- **AIM**
The entries below should be given again exactly, minus their pictures.

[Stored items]
"""
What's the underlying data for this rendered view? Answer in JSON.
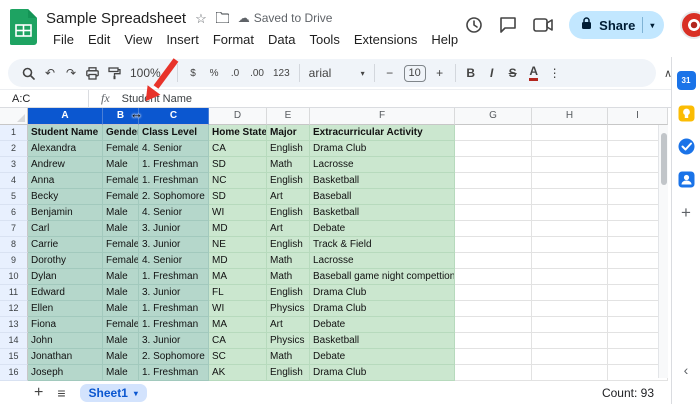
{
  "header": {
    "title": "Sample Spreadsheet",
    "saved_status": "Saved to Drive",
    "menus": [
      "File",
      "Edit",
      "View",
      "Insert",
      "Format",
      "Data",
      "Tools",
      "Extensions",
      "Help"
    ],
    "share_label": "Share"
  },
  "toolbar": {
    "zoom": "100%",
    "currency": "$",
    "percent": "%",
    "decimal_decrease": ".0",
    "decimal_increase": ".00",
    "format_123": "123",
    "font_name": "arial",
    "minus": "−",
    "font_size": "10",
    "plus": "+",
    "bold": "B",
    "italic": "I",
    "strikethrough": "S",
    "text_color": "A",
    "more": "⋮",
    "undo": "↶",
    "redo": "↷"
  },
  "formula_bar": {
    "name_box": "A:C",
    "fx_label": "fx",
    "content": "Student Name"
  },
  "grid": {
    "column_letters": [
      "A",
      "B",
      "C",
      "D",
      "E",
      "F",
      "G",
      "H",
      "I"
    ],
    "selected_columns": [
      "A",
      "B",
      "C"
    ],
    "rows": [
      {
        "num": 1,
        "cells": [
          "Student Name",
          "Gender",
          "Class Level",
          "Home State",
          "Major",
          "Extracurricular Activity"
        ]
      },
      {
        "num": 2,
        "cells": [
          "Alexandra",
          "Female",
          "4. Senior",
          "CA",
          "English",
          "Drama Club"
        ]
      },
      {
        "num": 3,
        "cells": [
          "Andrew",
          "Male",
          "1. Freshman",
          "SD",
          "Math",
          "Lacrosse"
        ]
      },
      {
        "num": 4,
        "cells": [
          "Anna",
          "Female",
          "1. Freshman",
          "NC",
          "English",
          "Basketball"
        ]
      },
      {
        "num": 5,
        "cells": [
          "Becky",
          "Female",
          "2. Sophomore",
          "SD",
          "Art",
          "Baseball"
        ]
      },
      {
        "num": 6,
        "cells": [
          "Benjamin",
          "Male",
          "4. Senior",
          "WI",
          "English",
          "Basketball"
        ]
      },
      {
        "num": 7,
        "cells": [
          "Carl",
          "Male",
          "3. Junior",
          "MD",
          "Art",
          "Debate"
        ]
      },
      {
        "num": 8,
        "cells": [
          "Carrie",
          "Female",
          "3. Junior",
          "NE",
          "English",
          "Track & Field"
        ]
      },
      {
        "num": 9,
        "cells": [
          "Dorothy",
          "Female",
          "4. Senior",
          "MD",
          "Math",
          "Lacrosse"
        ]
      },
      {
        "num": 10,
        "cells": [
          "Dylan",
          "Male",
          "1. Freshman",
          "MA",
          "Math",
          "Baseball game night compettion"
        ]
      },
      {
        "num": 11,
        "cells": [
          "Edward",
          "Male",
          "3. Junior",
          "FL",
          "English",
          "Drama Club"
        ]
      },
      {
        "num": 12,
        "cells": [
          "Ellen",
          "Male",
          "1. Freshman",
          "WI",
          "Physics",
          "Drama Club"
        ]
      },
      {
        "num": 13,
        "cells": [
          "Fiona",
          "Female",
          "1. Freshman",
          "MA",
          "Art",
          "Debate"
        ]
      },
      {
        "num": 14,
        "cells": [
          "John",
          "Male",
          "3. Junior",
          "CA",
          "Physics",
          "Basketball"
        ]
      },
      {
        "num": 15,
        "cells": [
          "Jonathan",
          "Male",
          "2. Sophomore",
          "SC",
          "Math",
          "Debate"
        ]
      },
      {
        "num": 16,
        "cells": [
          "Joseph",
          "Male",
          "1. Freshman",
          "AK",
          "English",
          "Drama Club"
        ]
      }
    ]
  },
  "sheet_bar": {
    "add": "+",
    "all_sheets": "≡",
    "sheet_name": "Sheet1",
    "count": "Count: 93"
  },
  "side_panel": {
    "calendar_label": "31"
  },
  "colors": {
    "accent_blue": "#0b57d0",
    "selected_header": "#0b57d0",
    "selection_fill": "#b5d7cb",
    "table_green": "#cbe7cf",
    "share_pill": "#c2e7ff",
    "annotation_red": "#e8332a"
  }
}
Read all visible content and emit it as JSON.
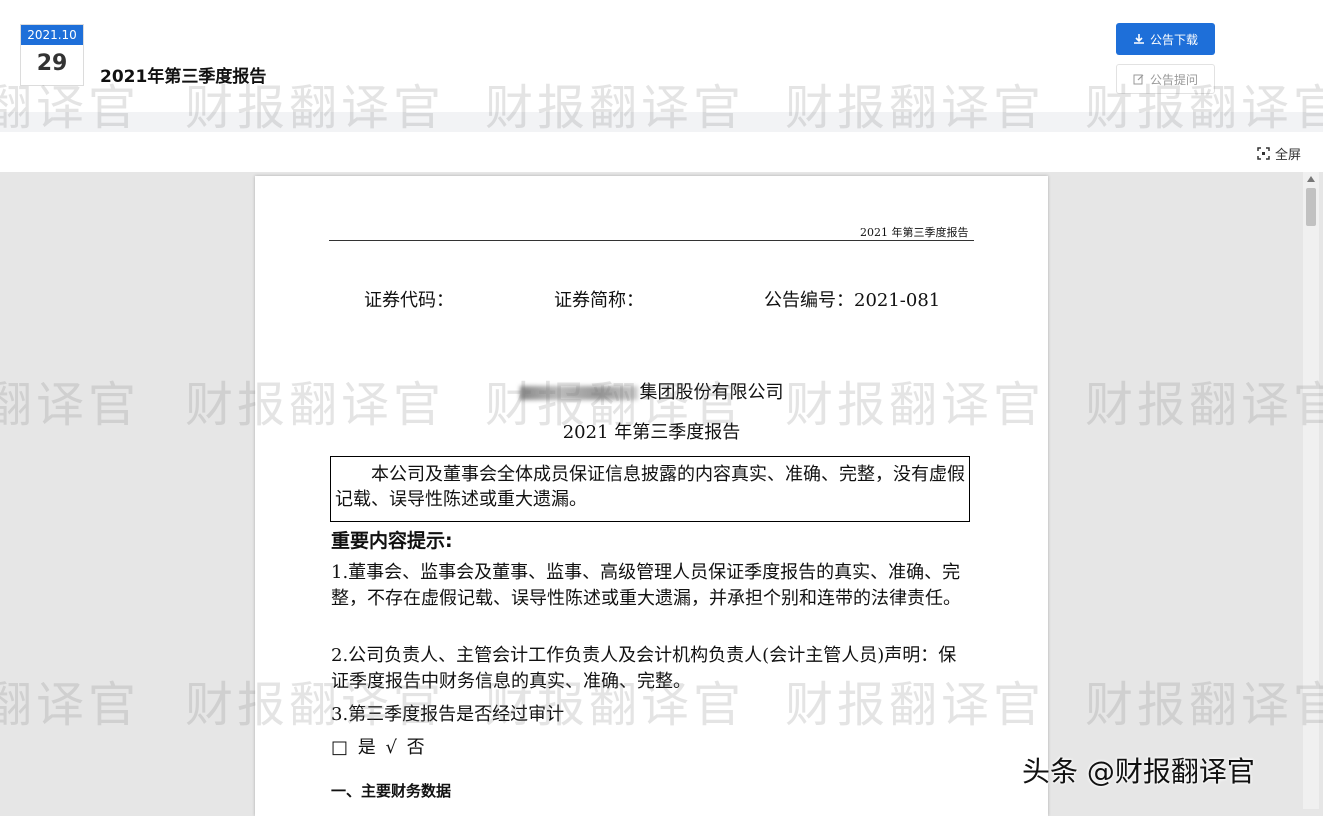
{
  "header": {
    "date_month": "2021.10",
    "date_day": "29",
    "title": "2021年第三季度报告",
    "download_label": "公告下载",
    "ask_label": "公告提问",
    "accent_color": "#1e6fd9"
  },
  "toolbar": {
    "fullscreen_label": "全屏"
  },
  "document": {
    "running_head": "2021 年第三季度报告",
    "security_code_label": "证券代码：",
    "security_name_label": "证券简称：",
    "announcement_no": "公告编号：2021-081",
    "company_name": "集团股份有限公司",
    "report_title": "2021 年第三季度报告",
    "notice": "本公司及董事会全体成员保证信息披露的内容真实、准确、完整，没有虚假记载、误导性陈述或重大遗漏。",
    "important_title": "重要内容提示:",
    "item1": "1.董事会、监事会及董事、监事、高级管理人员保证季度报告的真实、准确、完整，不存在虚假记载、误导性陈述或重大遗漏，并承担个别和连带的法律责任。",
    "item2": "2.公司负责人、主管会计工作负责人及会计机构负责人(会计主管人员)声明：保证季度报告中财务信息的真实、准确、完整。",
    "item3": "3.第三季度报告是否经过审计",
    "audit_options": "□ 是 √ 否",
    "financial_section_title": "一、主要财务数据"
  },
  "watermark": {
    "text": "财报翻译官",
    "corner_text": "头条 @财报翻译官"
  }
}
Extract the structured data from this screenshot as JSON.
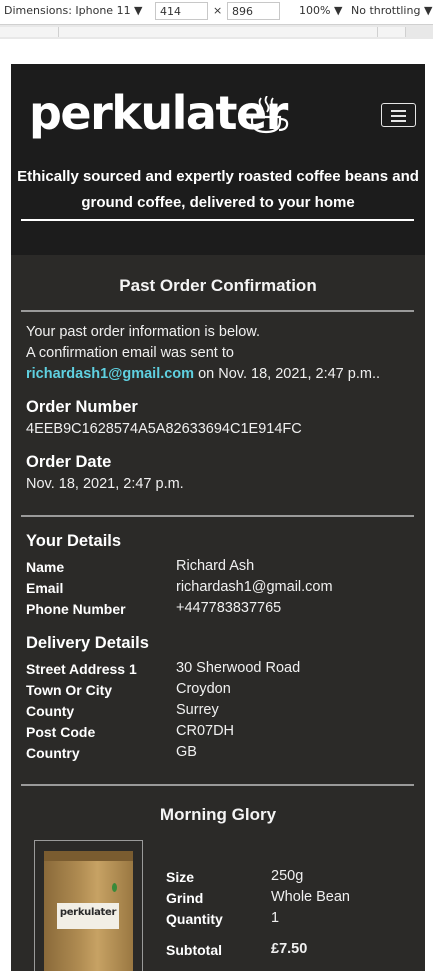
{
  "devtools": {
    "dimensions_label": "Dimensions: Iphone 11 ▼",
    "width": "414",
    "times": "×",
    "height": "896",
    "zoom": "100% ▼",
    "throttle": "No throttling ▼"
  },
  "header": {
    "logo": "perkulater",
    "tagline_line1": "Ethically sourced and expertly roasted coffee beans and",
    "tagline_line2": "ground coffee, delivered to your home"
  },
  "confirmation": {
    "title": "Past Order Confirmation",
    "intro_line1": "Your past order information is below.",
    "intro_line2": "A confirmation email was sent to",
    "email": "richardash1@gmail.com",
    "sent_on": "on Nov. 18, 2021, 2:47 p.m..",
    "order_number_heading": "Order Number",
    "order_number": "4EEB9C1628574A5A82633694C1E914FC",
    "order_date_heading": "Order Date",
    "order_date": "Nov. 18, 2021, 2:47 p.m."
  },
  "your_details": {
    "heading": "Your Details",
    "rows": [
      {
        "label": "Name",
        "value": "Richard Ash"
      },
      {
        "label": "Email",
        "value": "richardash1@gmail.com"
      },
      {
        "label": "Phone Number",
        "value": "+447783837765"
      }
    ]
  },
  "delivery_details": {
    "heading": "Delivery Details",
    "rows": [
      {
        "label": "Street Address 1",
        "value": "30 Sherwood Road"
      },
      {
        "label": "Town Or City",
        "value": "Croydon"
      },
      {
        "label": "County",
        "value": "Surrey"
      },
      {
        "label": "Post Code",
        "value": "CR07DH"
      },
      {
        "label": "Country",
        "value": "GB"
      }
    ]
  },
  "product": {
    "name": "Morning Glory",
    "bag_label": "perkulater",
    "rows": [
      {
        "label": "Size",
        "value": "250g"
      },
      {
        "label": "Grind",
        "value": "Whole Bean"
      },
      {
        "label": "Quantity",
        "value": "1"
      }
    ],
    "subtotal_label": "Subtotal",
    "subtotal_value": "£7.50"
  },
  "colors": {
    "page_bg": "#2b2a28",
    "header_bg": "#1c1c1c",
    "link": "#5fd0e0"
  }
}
"""
- **TASK RESPONSE**
What's the underlying data for this rendered view? Answer in JSON.
{
  "header": {
    "title": "Sample Spreadsheet",
    "saved_status": "Saved to Drive",
    "menus": [
      "File",
      "Edit",
      "View",
      "Insert",
      "Format",
      "Data",
      "Tools",
      "Extensions",
      "Help"
    ],
    "share_label": "Share"
  },
  "toolbar": {
    "zoom": "100%",
    "currency": "$",
    "percent": "%",
    "decimal_decrease": ".0",
    "decimal_increase": ".00",
    "format_123": "123",
    "font_name": "arial",
    "minus": "−",
    "font_size": "10",
    "plus": "+",
    "bold": "B",
    "italic": "I",
    "strikethrough": "S",
    "text_color": "A",
    "more": "⋮",
    "undo": "↶",
    "redo": "↷"
  },
  "formula_bar": {
    "name_box": "A:C",
    "fx_label": "fx",
    "content": "Student Name"
  },
  "grid": {
    "column_letters": [
      "A",
      "B",
      "C",
      "D",
      "E",
      "F",
      "G",
      "H",
      "I"
    ],
    "selected_columns": [
      "A",
      "B",
      "C"
    ],
    "rows": [
      {
        "num": 1,
        "cells": [
          "Student Name",
          "Gender",
          "Class Level",
          "Home State",
          "Major",
          "Extracurricular Activity"
        ]
      },
      {
        "num": 2,
        "cells": [
          "Alexandra",
          "Female",
          "4. Senior",
          "CA",
          "English",
          "Drama Club"
        ]
      },
      {
        "num": 3,
        "cells": [
          "Andrew",
          "Male",
          "1. Freshman",
          "SD",
          "Math",
          "Lacrosse"
        ]
      },
      {
        "num": 4,
        "cells": [
          "Anna",
          "Female",
          "1. Freshman",
          "NC",
          "English",
          "Basketball"
        ]
      },
      {
        "num": 5,
        "cells": [
          "Becky",
          "Female",
          "2. Sophomore",
          "SD",
          "Art",
          "Baseball"
        ]
      },
      {
        "num": 6,
        "cells": [
          "Benjamin",
          "Male",
          "4. Senior",
          "WI",
          "English",
          "Basketball"
        ]
      },
      {
        "num": 7,
        "cells": [
          "Carl",
          "Male",
          "3. Junior",
          "MD",
          "Art",
          "Debate"
        ]
      },
      {
        "num": 8,
        "cells": [
          "Carrie",
          "Female",
          "3. Junior",
          "NE",
          "English",
          "Track & Field"
        ]
      },
      {
        "num": 9,
        "cells": [
          "Dorothy",
          "Female",
          "4. Senior",
          "MD",
          "Math",
          "Lacrosse"
        ]
      },
      {
        "num": 10,
        "cells": [
          "Dylan",
          "Male",
          "1. Freshman",
          "MA",
          "Math",
          "Baseball game night compettion"
        ]
      },
      {
        "num": 11,
        "cells": [
          "Edward",
          "Male",
          "3. Junior",
          "FL",
          "English",
          "Drama Club"
        ]
      },
      {
        "num": 12,
        "cells": [
          "Ellen",
          "Male",
          "1. Freshman",
          "WI",
          "Physics",
          "Drama Club"
        ]
      },
      {
        "num": 13,
        "cells": [
          "Fiona",
          "Female",
          "1. Freshman",
          "MA",
          "Art",
          "Debate"
        ]
      },
      {
        "num": 14,
        "cells": [
          "John",
          "Male",
          "3. Junior",
          "CA",
          "Physics",
          "Basketball"
        ]
      },
      {
        "num": 15,
        "cells": [
          "Jonathan",
          "Male",
          "2. Sophomore",
          "SC",
          "Math",
          "Debate"
        ]
      },
      {
        "num": 16,
        "cells": [
          "Joseph",
          "Male",
          "1. Freshman",
          "AK",
          "English",
          "Drama Club"
        ]
      }
    ]
  },
  "sheet_bar": {
    "add": "+",
    "all_sheets": "≡",
    "sheet_name": "Sheet1",
    "count": "Count: 93"
  },
  "side_panel": {
    "calendar_label": "31"
  },
  "colors": {
    "accent_blue": "#0b57d0",
    "selected_header": "#0b57d0",
    "selection_fill": "#b5d7cb",
    "table_green": "#cbe7cf",
    "share_pill": "#c2e7ff",
    "annotation_red": "#e8332a"
  }
}
Read all visible content and emit it as JSON.
{
  "header": {
    "date_month": "2021.10",
    "date_day": "29",
    "title": "2021年第三季度报告",
    "download_label": "公告下载",
    "ask_label": "公告提问",
    "accent_color": "#1e6fd9"
  },
  "toolbar": {
    "fullscreen_label": "全屏"
  },
  "document": {
    "running_head": "2021 年第三季度报告",
    "security_code_label": "证券代码：",
    "security_name_label": "证券简称：",
    "announcement_no": "公告编号：2021-081",
    "company_name": "集团股份有限公司",
    "report_title": "2021 年第三季度报告",
    "notice": "本公司及董事会全体成员保证信息披露的内容真实、准确、完整，没有虚假记载、误导性陈述或重大遗漏。",
    "important_title": "重要内容提示:",
    "item1": "1.董事会、监事会及董事、监事、高级管理人员保证季度报告的真实、准确、完整，不存在虚假记载、误导性陈述或重大遗漏，并承担个别和连带的法律责任。",
    "item2": "2.公司负责人、主管会计工作负责人及会计机构负责人(会计主管人员)声明：保证季度报告中财务信息的真实、准确、完整。",
    "item3": "3.第三季度报告是否经过审计",
    "audit_options": "□ 是 √ 否",
    "financial_section_title": "一、主要财务数据"
  },
  "watermark": {
    "text": "财报翻译官",
    "corner_text": "头条 @财报翻译官"
  }
}
Extract the structured data from this screenshot as JSON.
{
  "devtools": {
    "dimensions_label": "Dimensions: Iphone 11 ▼",
    "width": "414",
    "times": "×",
    "height": "896",
    "zoom": "100% ▼",
    "throttle": "No throttling ▼"
  },
  "header": {
    "logo": "perkulater",
    "tagline_line1": "Ethically sourced and expertly roasted coffee beans and",
    "tagline_line2": "ground coffee, delivered to your home"
  },
  "confirmation": {
    "title": "Past Order Confirmation",
    "intro_line1": "Your past order information is below.",
    "intro_line2": "A confirmation email was sent to",
    "email": "richardash1@gmail.com",
    "sent_on": "on Nov. 18, 2021, 2:47 p.m..",
    "order_number_heading": "Order Number",
    "order_number": "4EEB9C1628574A5A82633694C1E914FC",
    "order_date_heading": "Order Date",
    "order_date": "Nov. 18, 2021, 2:47 p.m."
  },
  "your_details": {
    "heading": "Your Details",
    "rows": [
      {
        "label": "Name",
        "value": "Richard Ash"
      },
      {
        "label": "Email",
        "value": "richardash1@gmail.com"
      },
      {
        "label": "Phone Number",
        "value": "+447783837765"
      }
    ]
  },
  "delivery_details": {
    "heading": "Delivery Details",
    "rows": [
      {
        "label": "Street Address 1",
        "value": "30 Sherwood Road"
      },
      {
        "label": "Town Or City",
        "value": "Croydon"
      },
      {
        "label": "County",
        "value": "Surrey"
      },
      {
        "label": "Post Code",
        "value": "CR07DH"
      },
      {
        "label": "Country",
        "value": "GB"
      }
    ]
  },
  "product": {
    "name": "Morning Glory",
    "bag_label": "perkulater",
    "rows": [
      {
        "label": "Size",
        "value": "250g"
      },
      {
        "label": "Grind",
        "value": "Whole Bean"
      },
      {
        "label": "Quantity",
        "value": "1"
      }
    ],
    "subtotal_label": "Subtotal",
    "subtotal_value": "£7.50"
  },
  "colors": {
    "page_bg": "#2b2a28",
    "header_bg": "#1c1c1c",
    "link": "#5fd0e0"
  }
}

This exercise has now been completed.